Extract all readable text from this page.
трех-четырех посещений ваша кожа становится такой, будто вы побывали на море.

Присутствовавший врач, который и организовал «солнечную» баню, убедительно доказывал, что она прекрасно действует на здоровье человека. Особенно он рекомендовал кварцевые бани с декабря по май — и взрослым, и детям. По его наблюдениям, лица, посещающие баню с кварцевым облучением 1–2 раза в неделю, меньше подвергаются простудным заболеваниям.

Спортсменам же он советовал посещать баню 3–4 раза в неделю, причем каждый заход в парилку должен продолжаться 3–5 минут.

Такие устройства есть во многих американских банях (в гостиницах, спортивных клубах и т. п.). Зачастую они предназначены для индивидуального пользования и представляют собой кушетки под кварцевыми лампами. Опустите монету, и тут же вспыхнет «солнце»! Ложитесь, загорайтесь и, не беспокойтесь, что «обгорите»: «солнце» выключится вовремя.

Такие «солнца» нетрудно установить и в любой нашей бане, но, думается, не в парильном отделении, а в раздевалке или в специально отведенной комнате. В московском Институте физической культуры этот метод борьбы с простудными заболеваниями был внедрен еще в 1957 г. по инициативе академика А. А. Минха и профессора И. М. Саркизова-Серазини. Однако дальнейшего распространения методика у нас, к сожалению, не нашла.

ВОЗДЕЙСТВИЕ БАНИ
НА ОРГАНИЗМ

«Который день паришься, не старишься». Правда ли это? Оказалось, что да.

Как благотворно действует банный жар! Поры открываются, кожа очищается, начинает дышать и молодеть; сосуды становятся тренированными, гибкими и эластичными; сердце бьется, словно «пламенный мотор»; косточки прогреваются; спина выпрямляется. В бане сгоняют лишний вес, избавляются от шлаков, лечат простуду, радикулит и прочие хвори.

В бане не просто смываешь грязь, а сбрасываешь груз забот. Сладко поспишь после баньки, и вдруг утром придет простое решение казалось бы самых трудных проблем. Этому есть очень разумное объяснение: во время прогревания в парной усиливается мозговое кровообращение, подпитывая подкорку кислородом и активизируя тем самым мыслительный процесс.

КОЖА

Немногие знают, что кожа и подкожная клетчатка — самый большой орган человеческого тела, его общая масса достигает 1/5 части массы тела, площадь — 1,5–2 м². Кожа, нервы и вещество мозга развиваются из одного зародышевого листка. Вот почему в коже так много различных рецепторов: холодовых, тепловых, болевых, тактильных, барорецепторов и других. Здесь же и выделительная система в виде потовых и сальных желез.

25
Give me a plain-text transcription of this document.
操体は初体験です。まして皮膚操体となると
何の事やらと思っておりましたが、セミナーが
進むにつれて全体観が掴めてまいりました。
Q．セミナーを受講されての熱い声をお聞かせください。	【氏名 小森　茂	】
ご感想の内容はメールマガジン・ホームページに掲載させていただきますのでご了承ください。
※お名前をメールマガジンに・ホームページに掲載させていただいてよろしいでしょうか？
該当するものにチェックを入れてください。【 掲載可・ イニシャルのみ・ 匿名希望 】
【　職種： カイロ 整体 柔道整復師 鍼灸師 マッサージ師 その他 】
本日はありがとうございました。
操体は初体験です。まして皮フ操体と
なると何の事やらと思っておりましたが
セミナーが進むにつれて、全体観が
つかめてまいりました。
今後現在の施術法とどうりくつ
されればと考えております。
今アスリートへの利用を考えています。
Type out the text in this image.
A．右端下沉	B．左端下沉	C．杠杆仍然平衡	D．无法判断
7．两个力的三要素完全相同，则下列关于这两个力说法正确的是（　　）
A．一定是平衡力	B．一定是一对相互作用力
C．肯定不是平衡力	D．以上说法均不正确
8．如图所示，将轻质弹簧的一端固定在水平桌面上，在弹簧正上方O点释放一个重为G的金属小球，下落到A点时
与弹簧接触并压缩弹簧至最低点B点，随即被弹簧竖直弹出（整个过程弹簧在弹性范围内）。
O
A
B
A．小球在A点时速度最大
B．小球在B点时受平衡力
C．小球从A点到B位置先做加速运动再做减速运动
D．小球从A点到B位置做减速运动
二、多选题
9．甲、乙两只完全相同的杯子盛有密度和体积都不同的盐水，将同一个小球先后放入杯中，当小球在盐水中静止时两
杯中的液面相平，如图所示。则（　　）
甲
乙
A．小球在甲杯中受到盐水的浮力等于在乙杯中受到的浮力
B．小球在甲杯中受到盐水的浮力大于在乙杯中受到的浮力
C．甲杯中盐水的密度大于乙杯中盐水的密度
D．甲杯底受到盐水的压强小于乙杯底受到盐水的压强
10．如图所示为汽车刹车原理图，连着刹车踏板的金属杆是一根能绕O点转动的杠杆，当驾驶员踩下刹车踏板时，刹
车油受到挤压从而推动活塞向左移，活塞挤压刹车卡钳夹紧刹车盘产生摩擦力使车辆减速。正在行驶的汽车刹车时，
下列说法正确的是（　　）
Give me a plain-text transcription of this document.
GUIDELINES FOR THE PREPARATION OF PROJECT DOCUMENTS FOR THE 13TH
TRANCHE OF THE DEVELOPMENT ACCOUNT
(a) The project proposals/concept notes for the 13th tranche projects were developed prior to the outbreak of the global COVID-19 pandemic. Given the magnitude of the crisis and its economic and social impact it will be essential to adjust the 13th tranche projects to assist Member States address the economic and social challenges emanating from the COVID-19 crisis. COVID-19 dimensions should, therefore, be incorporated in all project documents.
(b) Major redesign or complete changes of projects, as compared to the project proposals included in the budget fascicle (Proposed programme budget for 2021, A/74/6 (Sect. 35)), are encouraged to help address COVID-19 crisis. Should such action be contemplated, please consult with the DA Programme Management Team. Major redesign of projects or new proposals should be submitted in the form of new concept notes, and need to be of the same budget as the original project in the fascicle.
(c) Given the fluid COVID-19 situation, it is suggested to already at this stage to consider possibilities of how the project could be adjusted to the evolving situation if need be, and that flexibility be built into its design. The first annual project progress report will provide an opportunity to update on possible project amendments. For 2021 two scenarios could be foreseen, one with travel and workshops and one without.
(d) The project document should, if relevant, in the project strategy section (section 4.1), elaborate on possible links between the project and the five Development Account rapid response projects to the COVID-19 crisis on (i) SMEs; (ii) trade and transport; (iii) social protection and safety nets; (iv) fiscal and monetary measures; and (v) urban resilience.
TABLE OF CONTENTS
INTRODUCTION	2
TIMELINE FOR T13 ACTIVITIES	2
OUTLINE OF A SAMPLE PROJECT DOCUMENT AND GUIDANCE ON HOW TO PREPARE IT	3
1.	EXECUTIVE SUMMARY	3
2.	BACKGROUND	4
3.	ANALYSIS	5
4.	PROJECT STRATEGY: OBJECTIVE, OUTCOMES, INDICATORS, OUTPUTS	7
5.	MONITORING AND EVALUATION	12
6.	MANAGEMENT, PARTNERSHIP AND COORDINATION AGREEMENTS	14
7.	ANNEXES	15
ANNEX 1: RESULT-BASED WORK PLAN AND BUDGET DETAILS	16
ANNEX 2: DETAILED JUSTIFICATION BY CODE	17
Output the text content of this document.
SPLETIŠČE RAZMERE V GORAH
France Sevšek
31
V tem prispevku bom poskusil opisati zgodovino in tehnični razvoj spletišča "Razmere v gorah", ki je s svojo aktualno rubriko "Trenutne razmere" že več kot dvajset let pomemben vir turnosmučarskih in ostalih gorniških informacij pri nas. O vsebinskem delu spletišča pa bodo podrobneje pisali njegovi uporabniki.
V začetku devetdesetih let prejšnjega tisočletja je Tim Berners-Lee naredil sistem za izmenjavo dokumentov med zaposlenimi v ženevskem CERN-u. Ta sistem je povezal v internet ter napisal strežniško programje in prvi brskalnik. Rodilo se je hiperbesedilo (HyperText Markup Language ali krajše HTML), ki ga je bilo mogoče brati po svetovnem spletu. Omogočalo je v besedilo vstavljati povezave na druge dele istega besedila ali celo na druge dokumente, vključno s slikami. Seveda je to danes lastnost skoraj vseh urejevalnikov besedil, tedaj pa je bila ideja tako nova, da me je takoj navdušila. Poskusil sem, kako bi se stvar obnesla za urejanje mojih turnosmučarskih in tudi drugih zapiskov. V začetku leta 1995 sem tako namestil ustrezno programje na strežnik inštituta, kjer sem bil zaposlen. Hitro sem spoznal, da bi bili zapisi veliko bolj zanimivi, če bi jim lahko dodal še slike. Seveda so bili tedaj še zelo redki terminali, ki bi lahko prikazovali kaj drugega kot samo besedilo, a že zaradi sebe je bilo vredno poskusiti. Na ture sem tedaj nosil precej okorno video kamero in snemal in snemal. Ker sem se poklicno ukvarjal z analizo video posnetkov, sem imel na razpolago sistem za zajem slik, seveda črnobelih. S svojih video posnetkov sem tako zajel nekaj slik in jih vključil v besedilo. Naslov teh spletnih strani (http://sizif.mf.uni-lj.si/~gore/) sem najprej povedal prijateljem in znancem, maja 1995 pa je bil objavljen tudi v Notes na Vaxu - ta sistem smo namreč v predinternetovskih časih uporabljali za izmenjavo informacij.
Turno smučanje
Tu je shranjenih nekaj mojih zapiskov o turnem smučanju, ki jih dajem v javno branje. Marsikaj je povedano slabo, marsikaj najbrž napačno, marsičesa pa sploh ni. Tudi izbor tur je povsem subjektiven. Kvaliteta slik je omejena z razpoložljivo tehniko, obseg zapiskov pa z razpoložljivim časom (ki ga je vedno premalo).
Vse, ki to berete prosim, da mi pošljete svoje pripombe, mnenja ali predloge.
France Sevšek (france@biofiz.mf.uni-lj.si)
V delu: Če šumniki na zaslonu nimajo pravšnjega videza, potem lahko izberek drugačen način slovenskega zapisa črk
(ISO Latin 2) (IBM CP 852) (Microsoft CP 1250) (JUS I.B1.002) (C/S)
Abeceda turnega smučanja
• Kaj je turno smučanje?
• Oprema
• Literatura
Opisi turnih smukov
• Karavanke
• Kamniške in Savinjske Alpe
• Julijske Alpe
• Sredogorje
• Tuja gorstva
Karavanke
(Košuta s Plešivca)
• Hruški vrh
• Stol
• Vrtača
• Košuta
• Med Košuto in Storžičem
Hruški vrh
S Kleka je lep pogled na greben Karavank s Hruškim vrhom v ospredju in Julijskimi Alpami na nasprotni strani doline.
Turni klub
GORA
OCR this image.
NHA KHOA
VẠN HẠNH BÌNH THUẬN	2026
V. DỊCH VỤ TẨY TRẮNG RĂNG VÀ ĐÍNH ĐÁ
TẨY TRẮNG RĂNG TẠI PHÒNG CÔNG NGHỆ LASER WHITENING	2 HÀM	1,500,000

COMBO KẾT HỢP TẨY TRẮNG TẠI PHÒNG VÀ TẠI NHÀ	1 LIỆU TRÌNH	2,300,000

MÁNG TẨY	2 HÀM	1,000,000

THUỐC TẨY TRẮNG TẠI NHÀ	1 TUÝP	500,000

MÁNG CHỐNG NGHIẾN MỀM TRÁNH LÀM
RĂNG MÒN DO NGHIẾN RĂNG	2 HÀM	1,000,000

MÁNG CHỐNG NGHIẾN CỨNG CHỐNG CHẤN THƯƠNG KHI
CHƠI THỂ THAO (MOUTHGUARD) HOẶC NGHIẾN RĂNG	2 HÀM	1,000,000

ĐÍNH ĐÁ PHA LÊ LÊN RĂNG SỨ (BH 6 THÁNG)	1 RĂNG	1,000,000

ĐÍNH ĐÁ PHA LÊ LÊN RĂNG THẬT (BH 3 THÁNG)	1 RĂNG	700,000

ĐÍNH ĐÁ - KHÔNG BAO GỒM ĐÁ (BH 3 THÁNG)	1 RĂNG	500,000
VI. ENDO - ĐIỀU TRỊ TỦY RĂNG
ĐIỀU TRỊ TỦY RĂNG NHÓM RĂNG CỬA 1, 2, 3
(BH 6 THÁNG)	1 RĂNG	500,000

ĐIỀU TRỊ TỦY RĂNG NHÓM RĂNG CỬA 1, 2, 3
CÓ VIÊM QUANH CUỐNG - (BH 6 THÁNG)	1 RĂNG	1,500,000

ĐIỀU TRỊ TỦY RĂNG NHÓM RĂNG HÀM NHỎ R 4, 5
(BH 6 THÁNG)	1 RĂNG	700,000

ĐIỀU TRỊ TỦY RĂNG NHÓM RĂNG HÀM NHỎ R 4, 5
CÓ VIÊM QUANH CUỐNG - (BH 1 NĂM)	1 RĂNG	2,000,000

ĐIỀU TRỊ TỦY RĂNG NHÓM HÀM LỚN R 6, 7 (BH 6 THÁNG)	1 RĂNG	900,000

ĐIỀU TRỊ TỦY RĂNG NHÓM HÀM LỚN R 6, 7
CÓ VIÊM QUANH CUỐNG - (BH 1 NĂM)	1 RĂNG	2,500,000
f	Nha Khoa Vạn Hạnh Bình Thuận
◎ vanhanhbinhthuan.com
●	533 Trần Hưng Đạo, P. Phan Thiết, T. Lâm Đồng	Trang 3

**Given instruction**
From the entries above, extract each line containing "will".

**The answer**
(a) The project proposals/concept notes for the 13th tranche projects were developed prior to the outbreak of the global COVID-19 pandemic. Given the magnitude of the crisis and its economic and social impact it will be essential to adjust the 13th tranche projects to assist Member States address the economic and social challenges emanating from the COVID-19 crisis. COVID-19 dimensions should, therefore, be incorporated in all project documents.
(c) Given the fluid COVID-19 situation, it is suggested to already at this stage to consider possibilities of how the project could be adjusted to the evolving situation if need be, and that flexibility be built into its design. The first annual project progress report will provide an opportunity to update on possible project amendments. For 2021 two scenarios could be foreseen, one with travel and workshops and one without.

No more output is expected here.